EXERCISE DESCRIPTION: Leaving the pictures aside, transcribe every line below exactly.
======== INPUT DATA
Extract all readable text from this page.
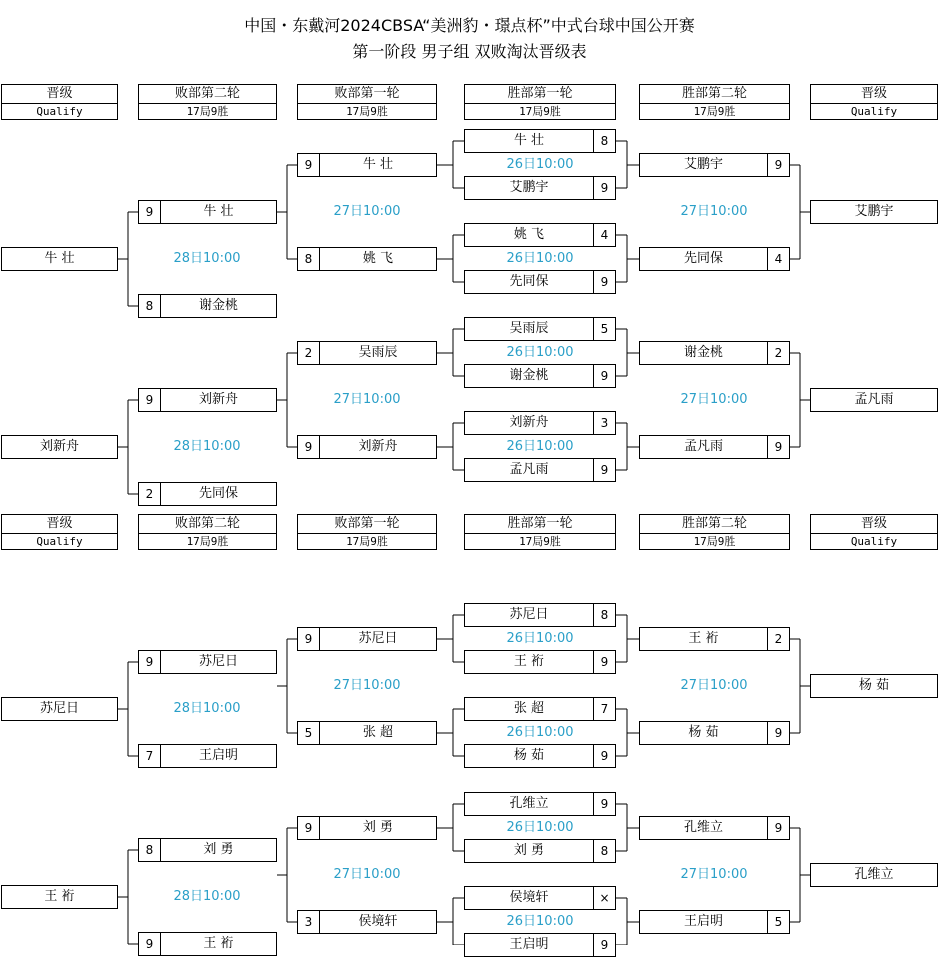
中国・东戴河2024CBSA“美洲豹・璟点杯”中式台球中国公开赛
第一阶段 男子组 双败淘汰晋级表
晋级
Qualify
败部第二轮
17局9胜
败部第一轮
17局9胜
胜部第一轮
17局9胜
胜部第二轮
17局9胜
晋级
Qualify
8
牛 壮
9
艾鹏宇
4
姚 飞
9
先同保
26日10:00
26日10:00
9
艾鹏宇
4
先同保
27日10:00	艾鹏宇
9	牛 壮
8	姚 飞
27日10:00
5
吴雨辰
9
谢金桃
3
刘新舟
9
孟凡雨
26日10:00
26日10:00
2
谢金桃
9
孟凡雨
27日10:00	孟凡雨
2	吴雨辰
9	刘新舟
27日10:00
9	牛 壮
8	谢金桃
28日10:00
牛 壮
9	刘新舟
2	先同保
28日10:00
刘新舟
晋级
Qualify
败部第二轮
17局9胜
败部第一轮
17局9胜
胜部第一轮
17局9胜
胜部第二轮
17局9胜
晋级
Qualify
8
苏尼日
9
王 裄
7
张 超
9
杨 茹
26日10:00
26日10:00
2
王 裄
9
杨 茹
27日10:00	杨 茹
9	苏尼日
5	张 超
27日10:00
9
孔维立
8
刘 勇
×
侯境轩
9
王启明
26日10:00
26日10:00
9
孔维立
5
王启明
27日10:00	孔维立
9	刘 勇
3	侯境轩
27日10:00
9	苏尼日
7	王启明
28日10:00
苏尼日
8	刘 勇
9	王 裄
28日10:00
王 裄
================
CORRECT RESULT:
Extract all readable text from this page.
中国・东戴河2024CBSA“美洲豹・璟点杯”中式台球中国公开赛
第一阶段 男子组 双败淘汰晋级表
晋级
Qualify
败部第二轮
17局9胜
败部第一轮
17局9胜
胜部第一轮
17局9胜
胜部第二轮
17局9胜
晋级
Qualify
8
牛 壮
9
艾鹏宇
4
姚 飞
9
先同保
26日10:00
26日10:00
9
艾鹏宇
4
先同保
27日10:00	艾鹏宇
9	牛 壮
8	姚 飞
27日10:00
5
吴雨辰
9
谢金桃
3
刘新舟
9
孟凡雨
26日10:00
26日10:00
2
谢金桃
9
孟凡雨
27日10:00	孟凡雨
2	吴雨辰
9	刘新舟
27日10:00
9	牛 壮
8	谢金桃
28日10:00
牛 壮
9	刘新舟
2	先同保
28日10:00
刘新舟
晋级
Qualify
败部第二轮
17局9胜
败部第一轮
17局9胜
胜部第一轮
17局9胜
胜部第二轮
17局9胜
晋级
Qualify
8
苏尼日
9
王 裄
7
张 超
9
杨 茹
26日10:00
26日10:00
2
王 裄
9
杨 茹
27日10:00	杨 茹
9	苏尼日
5	张 超
27日10:00
9
孔维立
8
刘 勇
×
侯境轩
9
王启明
26日10:00
26日10:00
9
孔维立
5
王启明
27日10:00	孔维立
9	刘 勇
3	侯境轩
27日10:00
9	苏尼日
7	王启明
28日10:00
苏尼日
8	刘 勇
9	王 裄
28日10:00
王 裄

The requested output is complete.